Recorded data:
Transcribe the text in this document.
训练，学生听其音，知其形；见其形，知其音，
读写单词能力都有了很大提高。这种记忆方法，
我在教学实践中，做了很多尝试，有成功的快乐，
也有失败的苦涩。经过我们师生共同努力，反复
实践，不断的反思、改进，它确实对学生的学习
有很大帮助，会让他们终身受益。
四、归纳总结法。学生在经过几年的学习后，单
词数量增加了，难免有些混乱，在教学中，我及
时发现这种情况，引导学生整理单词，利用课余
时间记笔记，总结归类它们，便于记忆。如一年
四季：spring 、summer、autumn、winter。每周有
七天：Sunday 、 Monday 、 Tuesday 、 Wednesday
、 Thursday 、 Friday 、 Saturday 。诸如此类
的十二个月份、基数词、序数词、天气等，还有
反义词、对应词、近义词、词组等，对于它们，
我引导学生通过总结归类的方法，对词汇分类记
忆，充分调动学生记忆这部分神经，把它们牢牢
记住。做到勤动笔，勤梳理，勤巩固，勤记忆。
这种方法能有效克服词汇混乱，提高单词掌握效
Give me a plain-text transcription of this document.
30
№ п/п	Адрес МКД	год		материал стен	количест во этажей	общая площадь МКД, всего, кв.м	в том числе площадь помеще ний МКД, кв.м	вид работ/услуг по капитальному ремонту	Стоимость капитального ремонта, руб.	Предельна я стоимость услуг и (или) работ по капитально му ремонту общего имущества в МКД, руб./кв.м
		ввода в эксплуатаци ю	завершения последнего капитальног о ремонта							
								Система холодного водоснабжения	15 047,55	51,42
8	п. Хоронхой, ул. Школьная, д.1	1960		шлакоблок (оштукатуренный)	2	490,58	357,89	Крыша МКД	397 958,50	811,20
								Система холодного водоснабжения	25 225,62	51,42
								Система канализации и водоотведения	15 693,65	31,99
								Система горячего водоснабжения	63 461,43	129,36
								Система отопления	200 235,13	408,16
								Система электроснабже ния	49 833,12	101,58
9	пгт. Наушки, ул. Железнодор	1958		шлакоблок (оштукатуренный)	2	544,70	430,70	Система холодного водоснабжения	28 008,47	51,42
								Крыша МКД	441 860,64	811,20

---

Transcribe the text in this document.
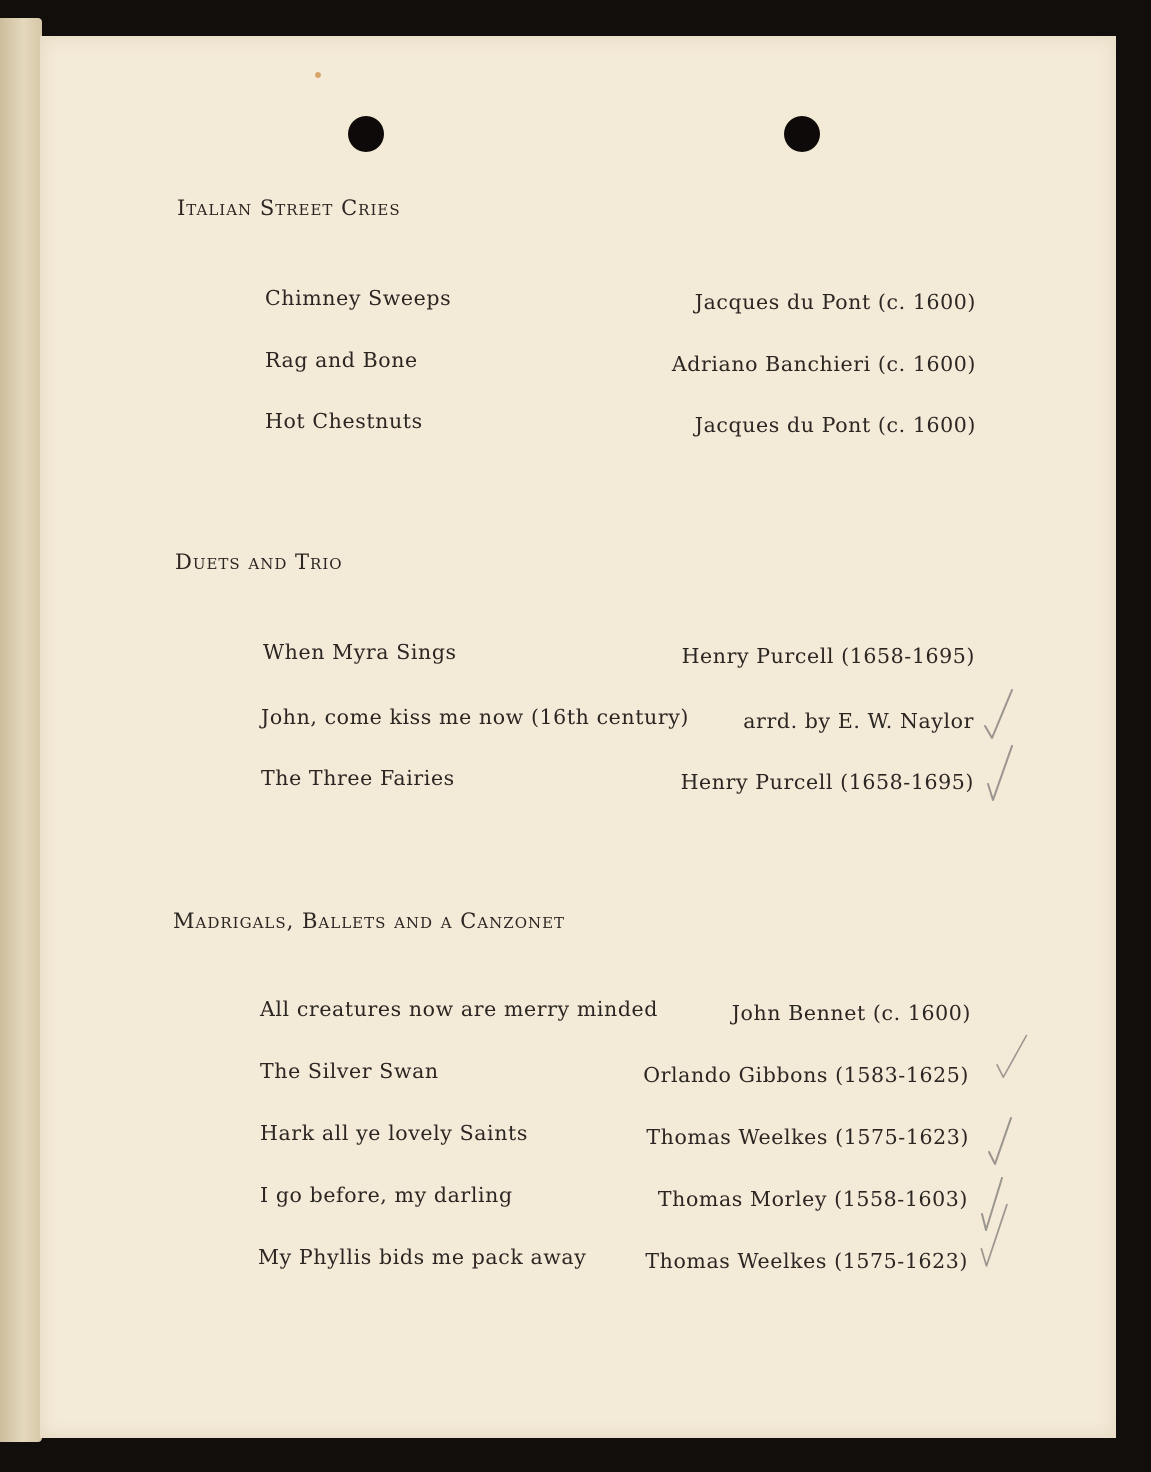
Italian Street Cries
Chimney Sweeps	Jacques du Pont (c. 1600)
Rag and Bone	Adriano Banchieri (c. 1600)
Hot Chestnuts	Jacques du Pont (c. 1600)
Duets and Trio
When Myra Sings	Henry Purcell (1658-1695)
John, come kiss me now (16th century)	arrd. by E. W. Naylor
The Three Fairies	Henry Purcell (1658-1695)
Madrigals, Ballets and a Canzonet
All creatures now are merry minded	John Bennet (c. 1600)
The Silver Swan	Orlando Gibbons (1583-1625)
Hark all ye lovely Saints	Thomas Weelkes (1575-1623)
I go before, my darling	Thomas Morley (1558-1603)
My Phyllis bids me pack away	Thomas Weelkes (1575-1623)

* * *

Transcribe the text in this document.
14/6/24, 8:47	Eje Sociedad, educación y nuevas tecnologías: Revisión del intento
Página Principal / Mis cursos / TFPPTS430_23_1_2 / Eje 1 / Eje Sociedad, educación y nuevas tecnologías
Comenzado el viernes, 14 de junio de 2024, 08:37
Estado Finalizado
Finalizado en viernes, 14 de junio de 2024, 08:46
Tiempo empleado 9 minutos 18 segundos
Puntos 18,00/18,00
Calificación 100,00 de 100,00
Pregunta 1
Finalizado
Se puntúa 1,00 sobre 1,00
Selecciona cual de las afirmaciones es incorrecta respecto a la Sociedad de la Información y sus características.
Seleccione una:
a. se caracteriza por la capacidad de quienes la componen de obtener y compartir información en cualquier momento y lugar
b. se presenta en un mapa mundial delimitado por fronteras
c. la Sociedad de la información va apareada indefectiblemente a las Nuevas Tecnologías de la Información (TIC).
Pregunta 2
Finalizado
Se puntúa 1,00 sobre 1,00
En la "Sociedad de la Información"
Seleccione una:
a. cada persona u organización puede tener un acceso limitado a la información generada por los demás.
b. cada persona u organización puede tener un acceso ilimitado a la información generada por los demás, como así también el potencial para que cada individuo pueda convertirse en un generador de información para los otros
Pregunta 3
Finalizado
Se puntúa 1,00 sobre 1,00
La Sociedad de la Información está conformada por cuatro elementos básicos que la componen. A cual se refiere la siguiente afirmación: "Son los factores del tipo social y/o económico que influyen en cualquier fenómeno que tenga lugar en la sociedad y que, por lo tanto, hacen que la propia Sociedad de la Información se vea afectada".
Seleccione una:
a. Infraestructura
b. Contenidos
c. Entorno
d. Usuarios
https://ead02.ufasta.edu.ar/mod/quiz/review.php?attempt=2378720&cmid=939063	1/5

Task: Find the string "Thomas" in the entries above and return each line that holds it.

Written response:
Hark all ye lovely Saints	Thomas Weelkes (1575-1623)
I go before, my darling	Thomas Morley (1558-1603)
My Phyllis bids me pack away	Thomas Weelkes (1575-1623)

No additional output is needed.